● Your instructions
Quote the whole listing exactly. Leave the pictures out of your copy.

---------- Data excerpts ----------

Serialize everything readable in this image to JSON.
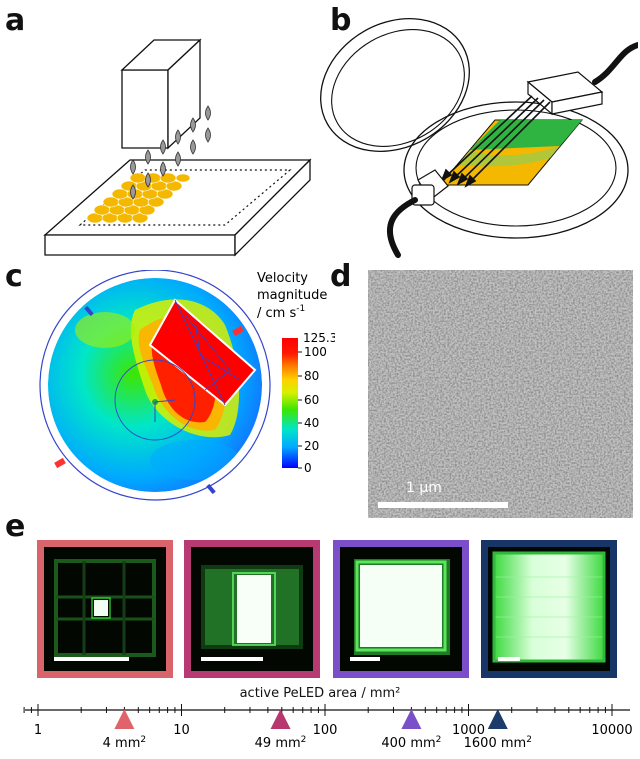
{
  "panels": {
    "a": "a",
    "b": "b",
    "c": "c",
    "d": "d",
    "e": "e"
  },
  "colorbar": {
    "title_line1": "Velocity",
    "title_line2": "magnitude",
    "title_line3": "/ cm s",
    "title_sup": "-1",
    "max_label": "125.344",
    "ticks": [
      "100",
      "80",
      "60",
      "40",
      "20",
      "0"
    ],
    "colors": [
      "#0000ff",
      "#00a8ff",
      "#00e6c8",
      "#3de600",
      "#d8f000",
      "#ffd000",
      "#ff8000",
      "#ff1a00",
      "#ff0000"
    ]
  },
  "sem": {
    "scalebar_label": "1 µm"
  },
  "photos": [
    {
      "frame_color": "#d9646b"
    },
    {
      "frame_color": "#b73a73"
    },
    {
      "frame_color": "#7a4fc8"
    },
    {
      "frame_color": "#173566"
    }
  ],
  "axis": {
    "title": "active PeLED area / mm²",
    "tick_labels": [
      "1",
      "10",
      "100",
      "1000",
      "10000"
    ],
    "markers": [
      {
        "value": 4,
        "label_num": "4 mm",
        "label_sup": "2",
        "color": "#e0636b"
      },
      {
        "value": 49,
        "label_num": "49 mm",
        "label_sup": "2",
        "color": "#b7386f"
      },
      {
        "value": 400,
        "label_num": "400 mm",
        "label_sup": "2",
        "color": "#7a4fc8"
      },
      {
        "value": 1600,
        "label_num": "1600 mm",
        "label_sup": "2",
        "color": "#1c3c6b"
      }
    ]
  }
}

----------

● Final result
Serialize everything readable in this image to JSON.
{
  "panels": {
    "a": "a",
    "b": "b",
    "c": "c",
    "d": "d",
    "e": "e"
  },
  "colorbar": {
    "title_line1": "Velocity",
    "title_line2": "magnitude",
    "title_line3": "/ cm s",
    "title_sup": "-1",
    "max_label": "125.344",
    "ticks": [
      "100",
      "80",
      "60",
      "40",
      "20",
      "0"
    ],
    "colors": [
      "#0000ff",
      "#00a8ff",
      "#00e6c8",
      "#3de600",
      "#d8f000",
      "#ffd000",
      "#ff8000",
      "#ff1a00",
      "#ff0000"
    ]
  },
  "sem": {
    "scalebar_label": "1 µm"
  },
  "photos": [
    {
      "frame_color": "#d9646b"
    },
    {
      "frame_color": "#b73a73"
    },
    {
      "frame_color": "#7a4fc8"
    },
    {
      "frame_color": "#173566"
    }
  ],
  "axis": {
    "title": "active PeLED area / mm²",
    "tick_labels": [
      "1",
      "10",
      "100",
      "1000",
      "10000"
    ],
    "markers": [
      {
        "value": 4,
        "label_num": "4 mm",
        "label_sup": "2",
        "color": "#e0636b"
      },
      {
        "value": 49,
        "label_num": "49 mm",
        "label_sup": "2",
        "color": "#b7386f"
      },
      {
        "value": 400,
        "label_num": "400 mm",
        "label_sup": "2",
        "color": "#7a4fc8"
      },
      {
        "value": 1600,
        "label_num": "1600 mm",
        "label_sup": "2",
        "color": "#1c3c6b"
      }
    ]
  }
}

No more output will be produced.